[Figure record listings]
*-*-*

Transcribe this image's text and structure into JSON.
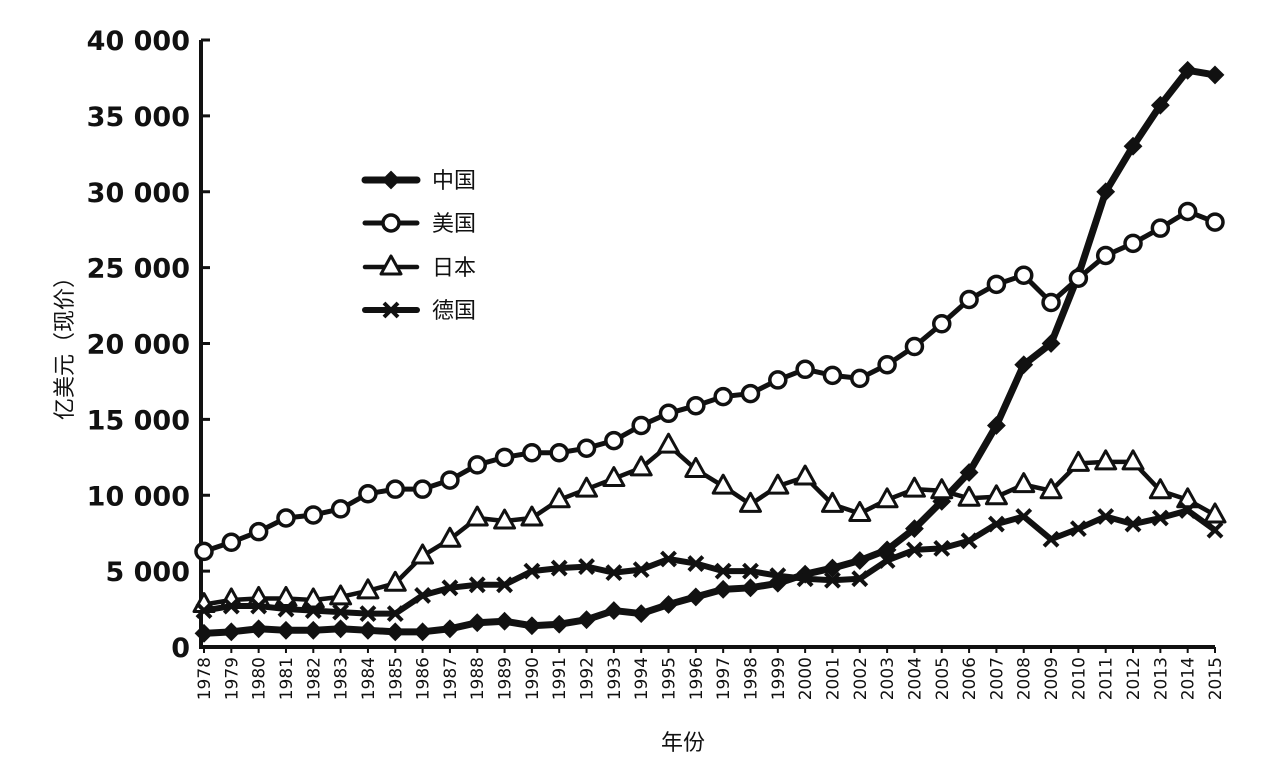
{
  "chart_data": {
    "type": "line",
    "ylabel": "亿美元（现价）",
    "xlabel": "年份",
    "ylim": [
      0,
      40000
    ],
    "y_tick_labels": [
      "0",
      "5 000",
      "10 000",
      "15 000",
      "20 000",
      "25 000",
      "30 000",
      "35 000",
      "40 000"
    ],
    "x": [
      "1978",
      "1979",
      "1980",
      "1981",
      "1982",
      "1983",
      "1984",
      "1985",
      "1986",
      "1987",
      "1988",
      "1989",
      "1990",
      "1991",
      "1992",
      "1993",
      "1994",
      "1995",
      "1996",
      "1997",
      "1998",
      "1999",
      "2000",
      "2001",
      "2002",
      "2003",
      "2004",
      "2005",
      "2006",
      "2007",
      "2008",
      "2009",
      "2010",
      "2011",
      "2012",
      "2013",
      "2014",
      "2015"
    ],
    "x_tick_labels": [
      "1978",
      "1979",
      "1980",
      "1981",
      "1982",
      "1983",
      "1984",
      "1985",
      "1986",
      "1987",
      "1988",
      "1989",
      "1990",
      "1991",
      "1992",
      "1993",
      "1994",
      "1995",
      "1996",
      "1997",
      "1998",
      "1999",
      "2000",
      "2001",
      "2002",
      "2003",
      "2004",
      "2005",
      "2006",
      "2007",
      "2008",
      "2009",
      "2010",
      "2011",
      "2012",
      "2013",
      "2014",
      "2015"
    ],
    "legend_position": "upper-left",
    "series": [
      {
        "name": "中国",
        "marker": "diamond",
        "values": [
          900,
          1000,
          1200,
          1100,
          1100,
          1200,
          1100,
          1000,
          1000,
          1200,
          1600,
          1700,
          1400,
          1500,
          1800,
          2400,
          2200,
          2800,
          3300,
          3800,
          3900,
          4200,
          4800,
          5200,
          5700,
          6400,
          7800,
          9600,
          11500,
          14600,
          18600,
          20000,
          24500,
          30000,
          33000,
          35700,
          38000,
          37700
        ]
      },
      {
        "name": "美国",
        "marker": "circle",
        "values": [
          6300,
          6900,
          7600,
          8500,
          8700,
          9100,
          10100,
          10400,
          10400,
          11000,
          12000,
          12500,
          12800,
          12800,
          13100,
          13600,
          14600,
          15400,
          15900,
          16500,
          16700,
          17600,
          18300,
          17900,
          17700,
          18600,
          19800,
          21300,
          22900,
          23900,
          24500,
          22700,
          24300,
          25800,
          26600,
          27600,
          28700,
          28000
        ]
      },
      {
        "name": "日本",
        "marker": "triangle",
        "values": [
          2800,
          3100,
          3200,
          3200,
          3100,
          3300,
          3700,
          4200,
          6000,
          7100,
          8500,
          8300,
          8500,
          9700,
          10400,
          11100,
          11800,
          13300,
          11700,
          10600,
          9400,
          10600,
          11200,
          9400,
          8800,
          9700,
          10400,
          10300,
          9800,
          9900,
          10700,
          10300,
          12100,
          12200,
          12200,
          10300,
          9700,
          8700
        ]
      },
      {
        "name": "德国",
        "marker": "cross",
        "values": [
          2400,
          2700,
          2700,
          2500,
          2400,
          2300,
          2200,
          2200,
          3400,
          3900,
          4100,
          4100,
          5000,
          5200,
          5300,
          4900,
          5100,
          5800,
          5500,
          5000,
          5000,
          4700,
          4500,
          4400,
          4500,
          5700,
          6400,
          6500,
          7000,
          8100,
          8600,
          7100,
          7800,
          8600,
          8100,
          8500,
          9000,
          7700
        ]
      }
    ]
  }
}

*-*-*

All of the material above should be reproduced exactly, except the pictures.

Transcribe this image's text and structure into JSON.
{
  "chart_data": {
    "type": "line",
    "ylabel": "亿美元（现价）",
    "xlabel": "年份",
    "ylim": [
      0,
      40000
    ],
    "y_tick_labels": [
      "0",
      "5 000",
      "10 000",
      "15 000",
      "20 000",
      "25 000",
      "30 000",
      "35 000",
      "40 000"
    ],
    "x": [
      "1978",
      "1979",
      "1980",
      "1981",
      "1982",
      "1983",
      "1984",
      "1985",
      "1986",
      "1987",
      "1988",
      "1989",
      "1990",
      "1991",
      "1992",
      "1993",
      "1994",
      "1995",
      "1996",
      "1997",
      "1998",
      "1999",
      "2000",
      "2001",
      "2002",
      "2003",
      "2004",
      "2005",
      "2006",
      "2007",
      "2008",
      "2009",
      "2010",
      "2011",
      "2012",
      "2013",
      "2014",
      "2015"
    ],
    "x_tick_labels": [
      "1978",
      "1979",
      "1980",
      "1981",
      "1982",
      "1983",
      "1984",
      "1985",
      "1986",
      "1987",
      "1988",
      "1989",
      "1990",
      "1991",
      "1992",
      "1993",
      "1994",
      "1995",
      "1996",
      "1997",
      "1998",
      "1999",
      "2000",
      "2001",
      "2002",
      "2003",
      "2004",
      "2005",
      "2006",
      "2007",
      "2008",
      "2009",
      "2010",
      "2011",
      "2012",
      "2013",
      "2014",
      "2015"
    ],
    "legend_position": "upper-left",
    "series": [
      {
        "name": "中国",
        "marker": "diamond",
        "values": [
          900,
          1000,
          1200,
          1100,
          1100,
          1200,
          1100,
          1000,
          1000,
          1200,
          1600,
          1700,
          1400,
          1500,
          1800,
          2400,
          2200,
          2800,
          3300,
          3800,
          3900,
          4200,
          4800,
          5200,
          5700,
          6400,
          7800,
          9600,
          11500,
          14600,
          18600,
          20000,
          24500,
          30000,
          33000,
          35700,
          38000,
          37700
        ]
      },
      {
        "name": "美国",
        "marker": "circle",
        "values": [
          6300,
          6900,
          7600,
          8500,
          8700,
          9100,
          10100,
          10400,
          10400,
          11000,
          12000,
          12500,
          12800,
          12800,
          13100,
          13600,
          14600,
          15400,
          15900,
          16500,
          16700,
          17600,
          18300,
          17900,
          17700,
          18600,
          19800,
          21300,
          22900,
          23900,
          24500,
          22700,
          24300,
          25800,
          26600,
          27600,
          28700,
          28000
        ]
      },
      {
        "name": "日本",
        "marker": "triangle",
        "values": [
          2800,
          3100,
          3200,
          3200,
          3100,
          3300,
          3700,
          4200,
          6000,
          7100,
          8500,
          8300,
          8500,
          9700,
          10400,
          11100,
          11800,
          13300,
          11700,
          10600,
          9400,
          10600,
          11200,
          9400,
          8800,
          9700,
          10400,
          10300,
          9800,
          9900,
          10700,
          10300,
          12100,
          12200,
          12200,
          10300,
          9700,
          8700
        ]
      },
      {
        "name": "德国",
        "marker": "cross",
        "values": [
          2400,
          2700,
          2700,
          2500,
          2400,
          2300,
          2200,
          2200,
          3400,
          3900,
          4100,
          4100,
          5000,
          5200,
          5300,
          4900,
          5100,
          5800,
          5500,
          5000,
          5000,
          4700,
          4500,
          4400,
          4500,
          5700,
          6400,
          6500,
          7000,
          8100,
          8600,
          7100,
          7800,
          8600,
          8100,
          8500,
          9000,
          7700
        ]
      }
    ]
  }
}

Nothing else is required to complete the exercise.